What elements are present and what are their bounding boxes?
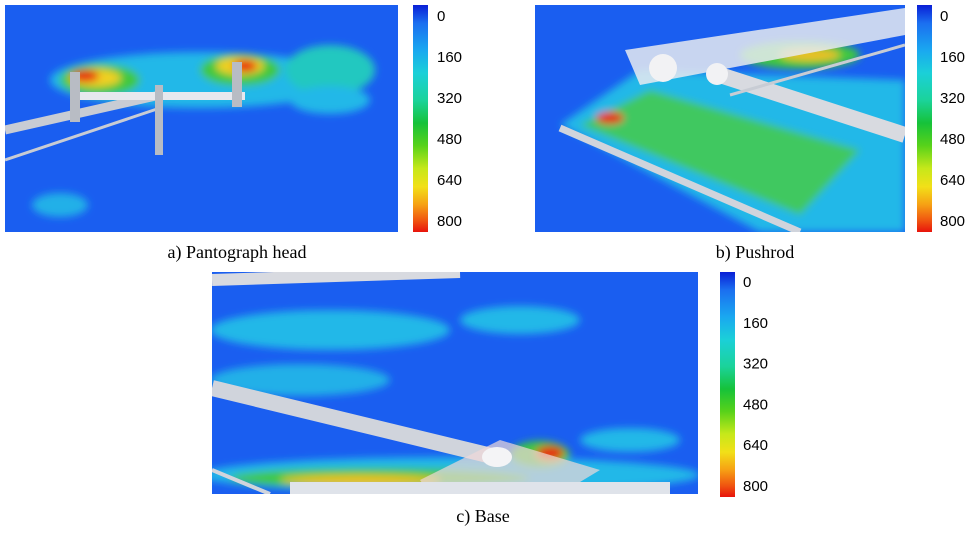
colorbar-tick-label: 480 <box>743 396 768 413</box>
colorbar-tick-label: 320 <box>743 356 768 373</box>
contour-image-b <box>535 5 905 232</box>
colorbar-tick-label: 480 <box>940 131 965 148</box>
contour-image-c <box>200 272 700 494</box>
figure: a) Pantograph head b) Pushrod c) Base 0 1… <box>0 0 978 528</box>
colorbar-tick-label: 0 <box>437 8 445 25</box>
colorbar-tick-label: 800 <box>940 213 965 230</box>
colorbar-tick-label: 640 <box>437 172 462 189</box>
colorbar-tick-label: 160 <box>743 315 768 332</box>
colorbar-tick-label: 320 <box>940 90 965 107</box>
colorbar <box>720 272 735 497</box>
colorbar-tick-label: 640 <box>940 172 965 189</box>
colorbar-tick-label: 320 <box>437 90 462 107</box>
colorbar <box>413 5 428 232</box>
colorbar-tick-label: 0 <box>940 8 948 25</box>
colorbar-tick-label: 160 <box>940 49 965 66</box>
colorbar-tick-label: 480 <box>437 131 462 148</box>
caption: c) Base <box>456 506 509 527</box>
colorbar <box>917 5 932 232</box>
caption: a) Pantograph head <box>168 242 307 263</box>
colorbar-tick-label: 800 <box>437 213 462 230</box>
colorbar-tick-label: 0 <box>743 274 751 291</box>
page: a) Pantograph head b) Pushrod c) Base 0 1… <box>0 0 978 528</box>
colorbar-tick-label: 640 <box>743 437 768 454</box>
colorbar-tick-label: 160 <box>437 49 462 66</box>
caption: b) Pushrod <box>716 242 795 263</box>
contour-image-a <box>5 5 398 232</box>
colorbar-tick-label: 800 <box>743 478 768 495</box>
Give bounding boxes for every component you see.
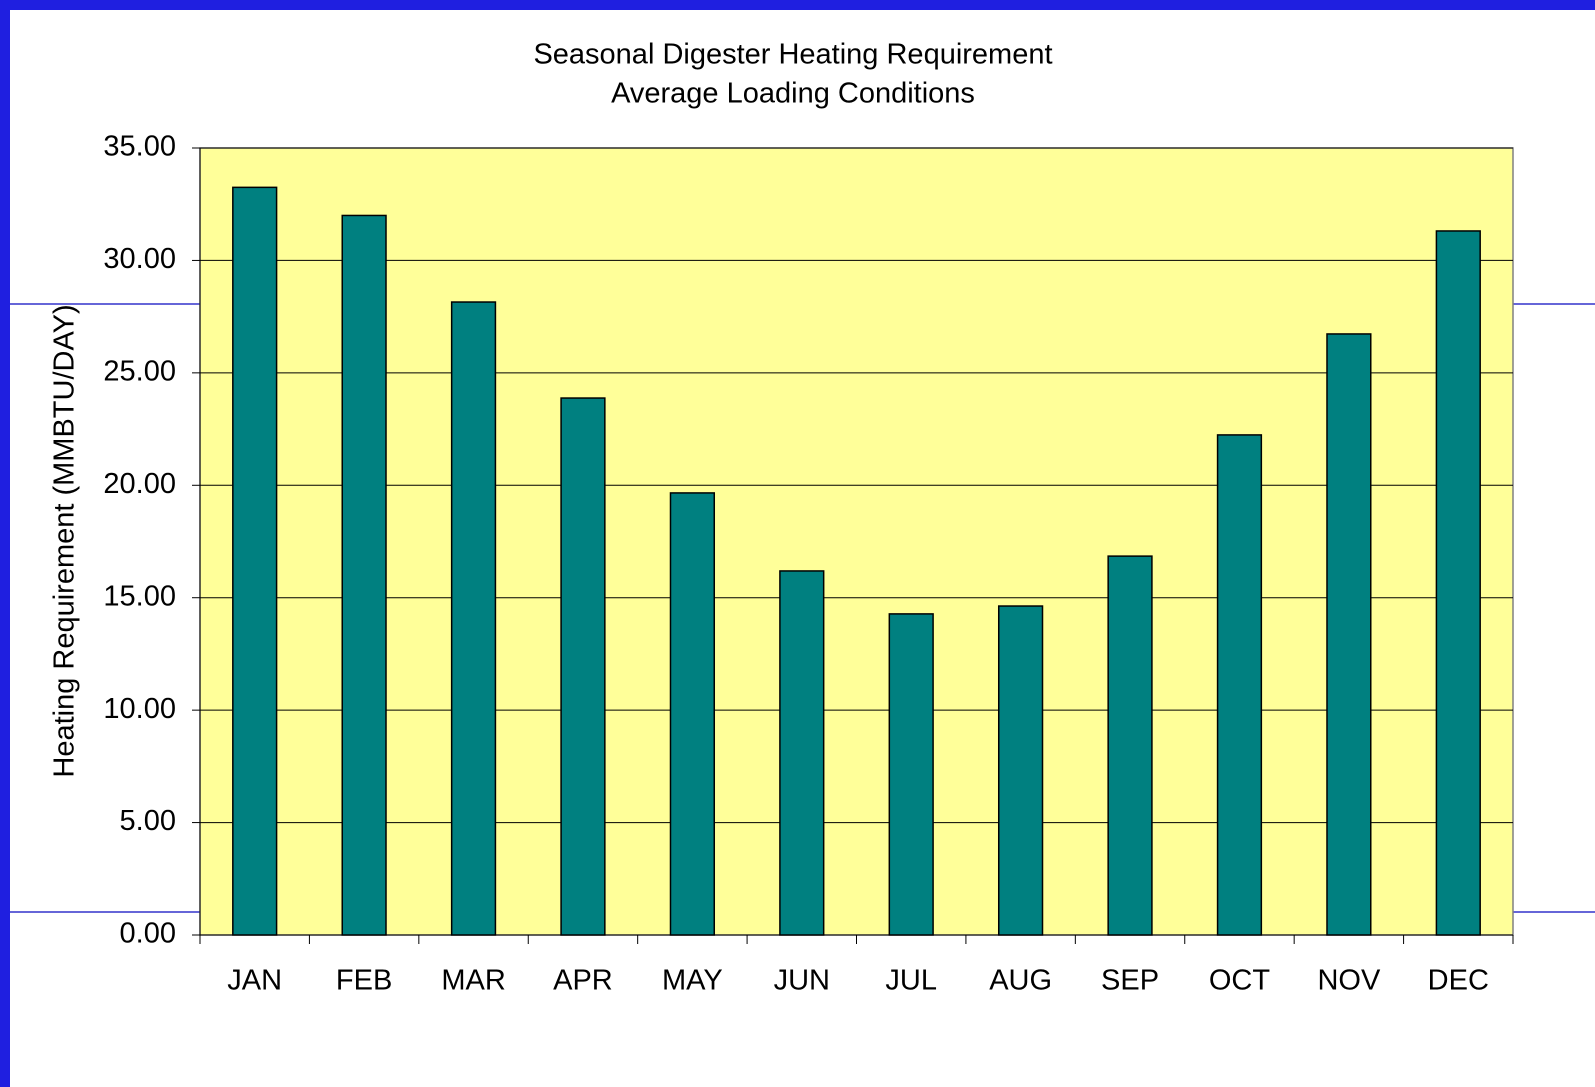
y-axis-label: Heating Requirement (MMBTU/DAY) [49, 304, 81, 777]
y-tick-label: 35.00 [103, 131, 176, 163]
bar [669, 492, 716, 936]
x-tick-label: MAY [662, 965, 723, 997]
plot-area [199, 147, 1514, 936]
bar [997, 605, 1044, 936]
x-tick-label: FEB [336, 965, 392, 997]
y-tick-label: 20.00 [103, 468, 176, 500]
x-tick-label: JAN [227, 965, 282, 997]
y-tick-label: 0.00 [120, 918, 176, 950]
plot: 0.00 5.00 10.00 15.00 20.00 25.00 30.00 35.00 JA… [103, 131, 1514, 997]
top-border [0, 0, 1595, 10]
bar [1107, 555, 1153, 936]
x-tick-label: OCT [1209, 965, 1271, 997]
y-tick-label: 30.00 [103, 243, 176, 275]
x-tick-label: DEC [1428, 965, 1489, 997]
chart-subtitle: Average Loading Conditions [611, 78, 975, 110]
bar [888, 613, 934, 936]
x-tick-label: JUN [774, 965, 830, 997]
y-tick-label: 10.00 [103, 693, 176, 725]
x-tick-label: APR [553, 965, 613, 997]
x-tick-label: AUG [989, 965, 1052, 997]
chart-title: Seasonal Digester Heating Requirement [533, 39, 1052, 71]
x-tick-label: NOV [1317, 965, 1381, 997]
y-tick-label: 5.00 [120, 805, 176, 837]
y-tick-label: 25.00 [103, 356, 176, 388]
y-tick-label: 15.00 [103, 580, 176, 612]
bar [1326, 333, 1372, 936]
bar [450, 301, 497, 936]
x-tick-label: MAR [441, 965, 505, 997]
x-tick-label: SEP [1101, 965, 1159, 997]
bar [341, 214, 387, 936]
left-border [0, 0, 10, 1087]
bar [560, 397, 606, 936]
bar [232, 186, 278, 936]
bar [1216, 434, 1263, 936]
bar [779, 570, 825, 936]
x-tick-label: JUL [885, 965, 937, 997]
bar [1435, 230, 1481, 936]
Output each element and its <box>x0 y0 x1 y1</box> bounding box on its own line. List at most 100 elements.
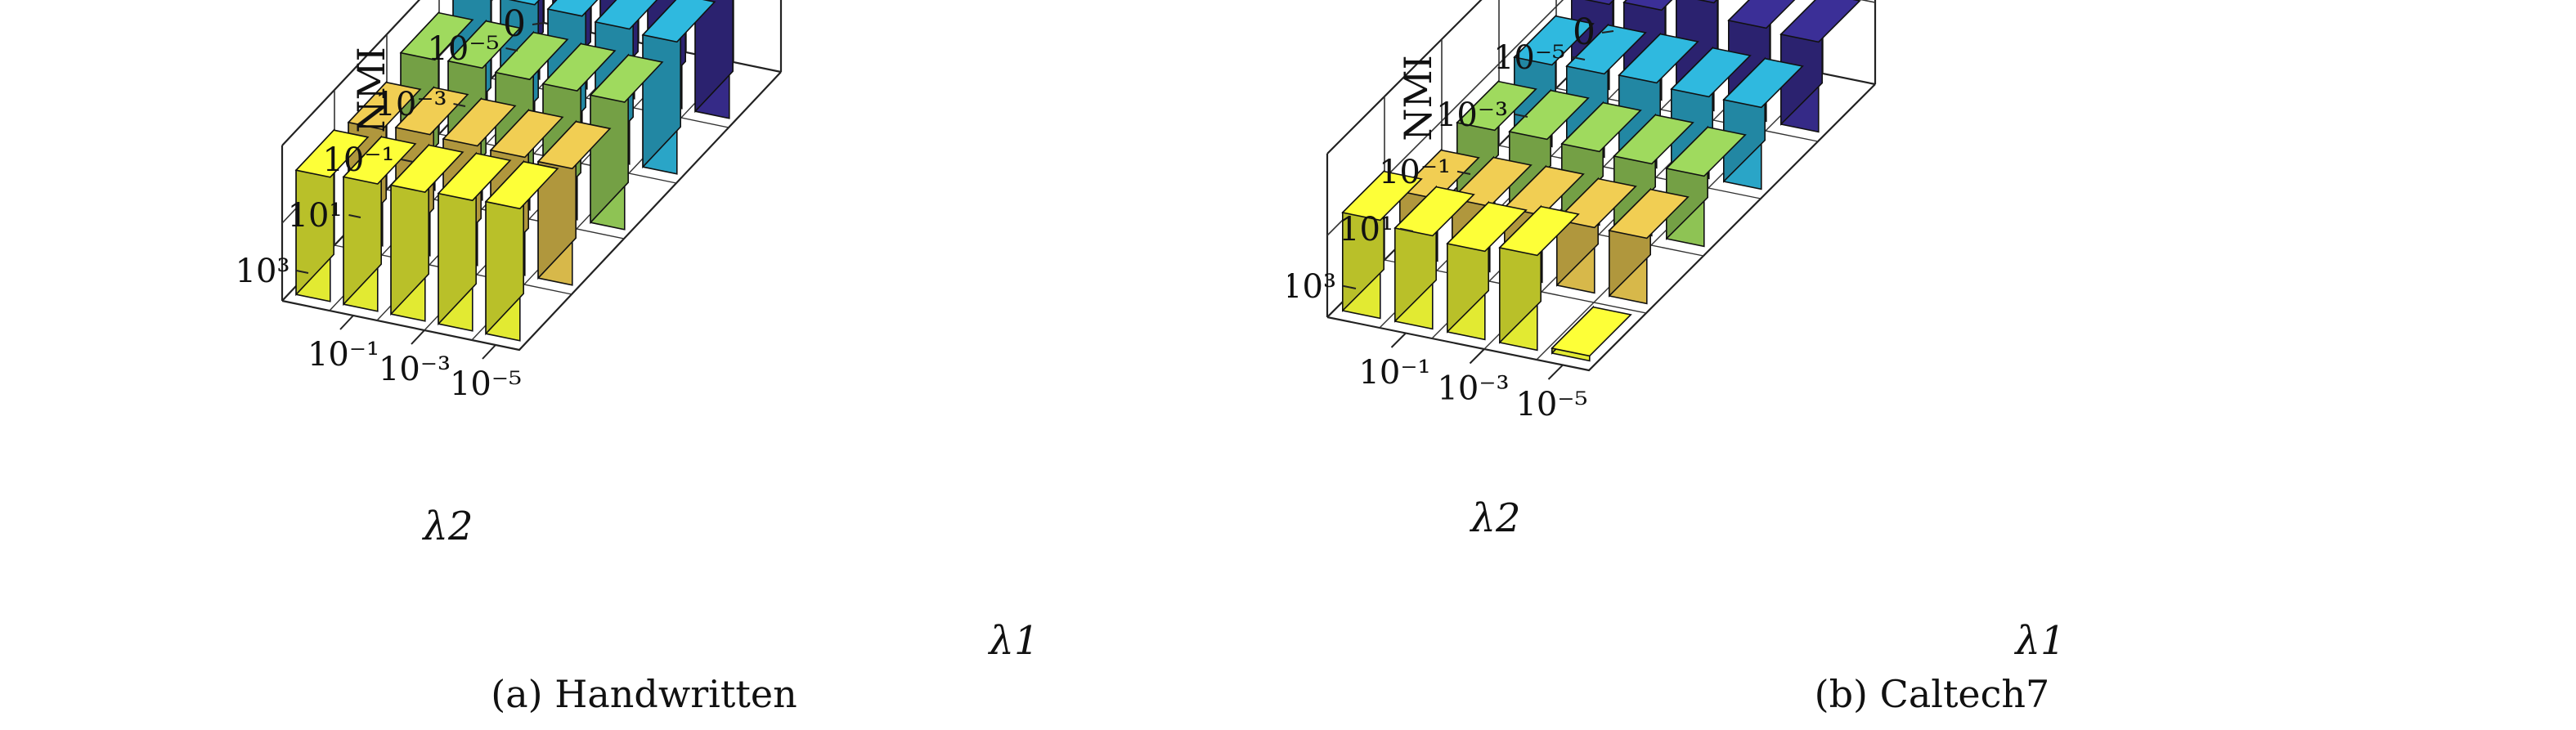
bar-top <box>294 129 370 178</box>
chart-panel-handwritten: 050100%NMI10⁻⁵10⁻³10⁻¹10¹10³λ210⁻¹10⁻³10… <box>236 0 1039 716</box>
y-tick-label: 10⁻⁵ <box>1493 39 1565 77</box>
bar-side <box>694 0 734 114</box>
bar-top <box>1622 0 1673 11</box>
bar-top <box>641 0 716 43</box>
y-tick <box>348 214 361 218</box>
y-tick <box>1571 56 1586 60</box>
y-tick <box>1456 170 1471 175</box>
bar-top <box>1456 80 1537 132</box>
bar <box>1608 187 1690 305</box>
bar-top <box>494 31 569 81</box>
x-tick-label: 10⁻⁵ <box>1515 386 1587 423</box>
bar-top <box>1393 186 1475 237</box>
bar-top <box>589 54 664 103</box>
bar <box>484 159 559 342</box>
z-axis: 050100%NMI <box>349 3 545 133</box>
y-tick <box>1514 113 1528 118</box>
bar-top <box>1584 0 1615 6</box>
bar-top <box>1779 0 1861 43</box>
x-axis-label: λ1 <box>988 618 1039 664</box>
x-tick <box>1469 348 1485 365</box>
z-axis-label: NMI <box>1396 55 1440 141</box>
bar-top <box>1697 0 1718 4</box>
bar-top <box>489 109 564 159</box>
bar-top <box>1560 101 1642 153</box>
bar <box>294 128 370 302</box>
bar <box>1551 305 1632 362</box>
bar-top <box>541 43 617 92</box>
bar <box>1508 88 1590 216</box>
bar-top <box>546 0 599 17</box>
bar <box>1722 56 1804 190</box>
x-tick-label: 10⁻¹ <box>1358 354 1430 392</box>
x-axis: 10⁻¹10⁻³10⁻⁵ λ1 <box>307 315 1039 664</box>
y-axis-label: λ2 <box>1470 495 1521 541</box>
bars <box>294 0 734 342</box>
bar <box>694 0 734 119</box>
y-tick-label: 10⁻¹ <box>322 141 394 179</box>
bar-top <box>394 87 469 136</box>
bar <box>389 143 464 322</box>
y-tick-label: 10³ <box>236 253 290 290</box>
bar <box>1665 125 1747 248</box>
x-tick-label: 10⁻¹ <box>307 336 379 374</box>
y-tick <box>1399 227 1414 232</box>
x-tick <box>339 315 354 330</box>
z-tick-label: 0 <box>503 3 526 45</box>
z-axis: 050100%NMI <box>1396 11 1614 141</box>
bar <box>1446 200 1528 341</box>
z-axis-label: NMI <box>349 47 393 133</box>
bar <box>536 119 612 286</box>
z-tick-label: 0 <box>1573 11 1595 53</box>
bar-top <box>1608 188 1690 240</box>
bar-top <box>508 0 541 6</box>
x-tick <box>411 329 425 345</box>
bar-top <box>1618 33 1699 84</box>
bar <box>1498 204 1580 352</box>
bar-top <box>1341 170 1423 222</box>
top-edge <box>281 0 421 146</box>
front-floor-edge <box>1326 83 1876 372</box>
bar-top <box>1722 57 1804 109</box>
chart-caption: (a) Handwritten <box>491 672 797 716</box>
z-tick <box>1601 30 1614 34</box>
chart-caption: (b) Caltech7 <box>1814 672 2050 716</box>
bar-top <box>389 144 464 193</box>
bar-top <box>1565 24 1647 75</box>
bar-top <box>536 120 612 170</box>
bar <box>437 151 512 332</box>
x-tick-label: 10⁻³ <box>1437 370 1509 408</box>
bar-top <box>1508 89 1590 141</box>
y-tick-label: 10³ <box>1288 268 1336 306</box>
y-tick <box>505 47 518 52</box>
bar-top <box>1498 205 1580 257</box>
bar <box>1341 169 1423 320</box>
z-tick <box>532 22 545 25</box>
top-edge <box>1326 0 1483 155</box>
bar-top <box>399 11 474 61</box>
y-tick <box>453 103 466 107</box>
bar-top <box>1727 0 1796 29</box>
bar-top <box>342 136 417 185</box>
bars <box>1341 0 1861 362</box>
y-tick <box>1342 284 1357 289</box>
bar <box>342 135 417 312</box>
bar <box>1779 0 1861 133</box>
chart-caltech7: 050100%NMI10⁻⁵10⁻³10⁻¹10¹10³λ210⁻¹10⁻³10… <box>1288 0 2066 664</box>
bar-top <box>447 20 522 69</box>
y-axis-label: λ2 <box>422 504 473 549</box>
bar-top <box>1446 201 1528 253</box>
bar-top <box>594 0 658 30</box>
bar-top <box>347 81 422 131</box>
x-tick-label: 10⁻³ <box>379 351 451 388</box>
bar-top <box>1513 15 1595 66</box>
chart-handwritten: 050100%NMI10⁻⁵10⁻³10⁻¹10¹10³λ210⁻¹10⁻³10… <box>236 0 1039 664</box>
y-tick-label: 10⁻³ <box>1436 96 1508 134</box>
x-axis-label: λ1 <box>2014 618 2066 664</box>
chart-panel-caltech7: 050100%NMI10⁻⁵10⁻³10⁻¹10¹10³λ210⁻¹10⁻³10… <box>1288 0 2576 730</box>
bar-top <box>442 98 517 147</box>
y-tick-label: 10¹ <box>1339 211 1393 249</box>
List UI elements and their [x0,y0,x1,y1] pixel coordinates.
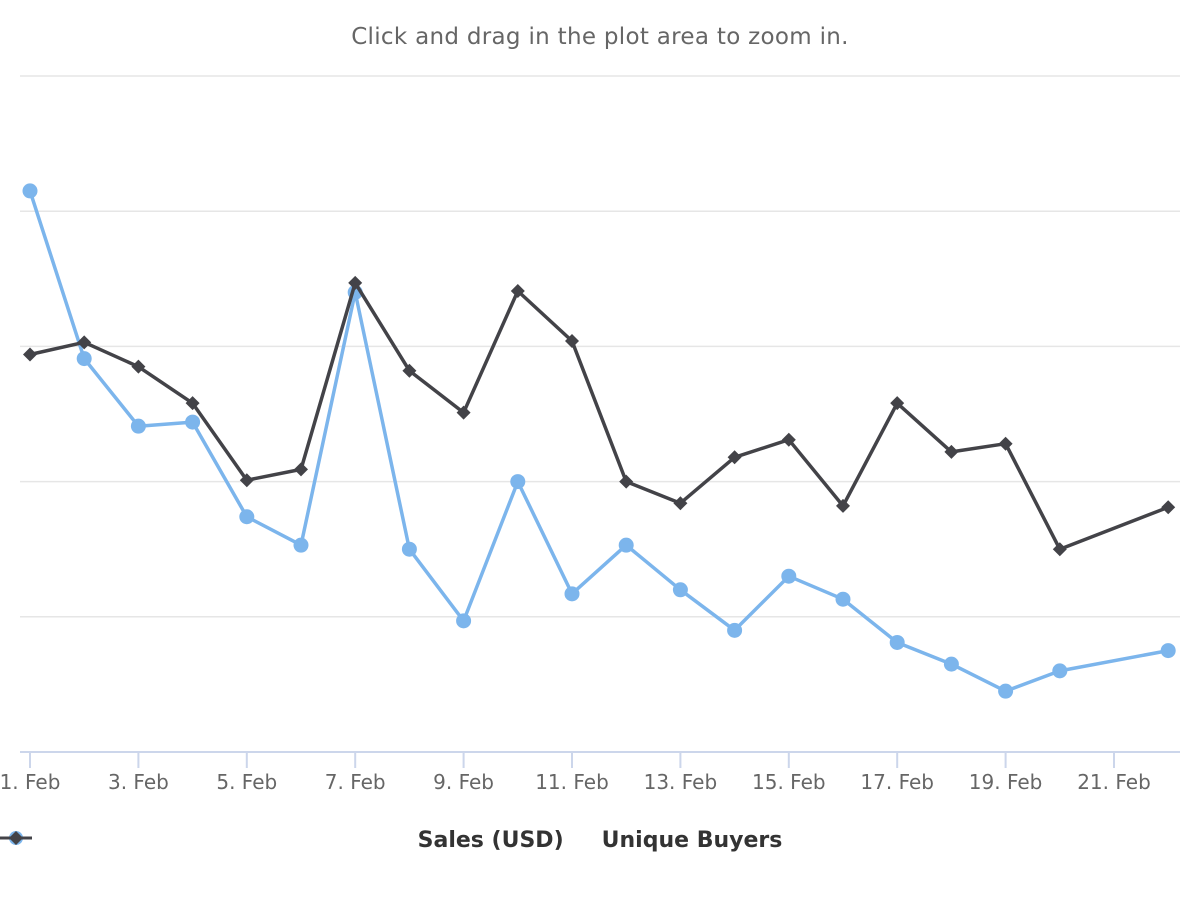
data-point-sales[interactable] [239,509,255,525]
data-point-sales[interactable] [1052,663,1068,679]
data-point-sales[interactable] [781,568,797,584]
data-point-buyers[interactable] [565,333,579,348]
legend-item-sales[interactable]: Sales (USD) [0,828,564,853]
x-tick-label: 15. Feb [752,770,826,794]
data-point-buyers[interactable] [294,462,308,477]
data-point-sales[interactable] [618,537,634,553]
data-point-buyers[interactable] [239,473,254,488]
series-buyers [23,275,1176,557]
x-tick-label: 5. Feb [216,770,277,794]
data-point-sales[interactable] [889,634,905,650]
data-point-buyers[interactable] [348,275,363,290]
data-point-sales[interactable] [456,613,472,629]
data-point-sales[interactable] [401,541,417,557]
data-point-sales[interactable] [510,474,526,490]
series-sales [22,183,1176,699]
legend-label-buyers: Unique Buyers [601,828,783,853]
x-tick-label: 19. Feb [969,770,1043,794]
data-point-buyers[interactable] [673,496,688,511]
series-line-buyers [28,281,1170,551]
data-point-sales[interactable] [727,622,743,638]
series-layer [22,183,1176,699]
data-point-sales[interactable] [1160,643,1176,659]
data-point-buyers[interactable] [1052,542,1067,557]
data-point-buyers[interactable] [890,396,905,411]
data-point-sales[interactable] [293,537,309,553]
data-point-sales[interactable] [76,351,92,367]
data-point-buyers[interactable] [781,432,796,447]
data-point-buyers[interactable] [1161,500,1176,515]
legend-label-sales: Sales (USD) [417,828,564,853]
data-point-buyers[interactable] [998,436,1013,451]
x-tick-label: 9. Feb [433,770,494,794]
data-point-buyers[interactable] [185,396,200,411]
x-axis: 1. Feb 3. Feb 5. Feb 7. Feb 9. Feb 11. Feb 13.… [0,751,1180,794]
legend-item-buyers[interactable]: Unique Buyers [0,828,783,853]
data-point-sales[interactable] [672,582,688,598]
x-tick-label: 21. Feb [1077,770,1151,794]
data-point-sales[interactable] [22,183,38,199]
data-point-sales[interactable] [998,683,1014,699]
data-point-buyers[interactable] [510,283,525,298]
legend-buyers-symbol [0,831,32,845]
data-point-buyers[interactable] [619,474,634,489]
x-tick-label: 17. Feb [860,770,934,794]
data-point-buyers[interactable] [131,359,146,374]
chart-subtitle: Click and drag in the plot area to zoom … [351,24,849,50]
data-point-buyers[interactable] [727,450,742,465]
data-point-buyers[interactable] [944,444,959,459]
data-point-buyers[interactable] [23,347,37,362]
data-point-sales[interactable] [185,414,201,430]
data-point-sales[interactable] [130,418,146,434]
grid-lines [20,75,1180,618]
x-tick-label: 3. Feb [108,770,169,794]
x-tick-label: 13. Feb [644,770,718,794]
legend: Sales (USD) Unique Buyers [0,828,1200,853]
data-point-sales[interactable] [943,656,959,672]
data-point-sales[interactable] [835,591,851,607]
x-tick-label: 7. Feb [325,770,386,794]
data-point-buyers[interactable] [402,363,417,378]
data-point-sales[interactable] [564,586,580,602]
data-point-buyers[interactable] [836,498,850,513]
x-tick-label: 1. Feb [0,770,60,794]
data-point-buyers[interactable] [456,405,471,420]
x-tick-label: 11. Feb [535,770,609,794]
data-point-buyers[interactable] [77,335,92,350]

-.-.-

* Problem
Please put the data lines from the line with "data-point-sales[interactable] [239,509,255,525]" up to and including the line with "data-point-sales[interactable] [618,537,634,553]" into a numbered list, leaving out blank lines.

* Task output
1. data-point-sales[interactable] [239,509,255,525]
2. data-point-sales[interactable] [1052,663,1068,679]
3. data-point-sales[interactable] [781,568,797,584]
4. data-point-buyers[interactable] [565,333,579,348]
5. legend-item-sales[interactable]: Sales (USD) [0,828,564,853]
6. x-tick-label: 15. Feb [752,770,826,794]
7. data-point-buyers[interactable] [294,462,308,477]
8. data-point-sales[interactable] [618,537,634,553]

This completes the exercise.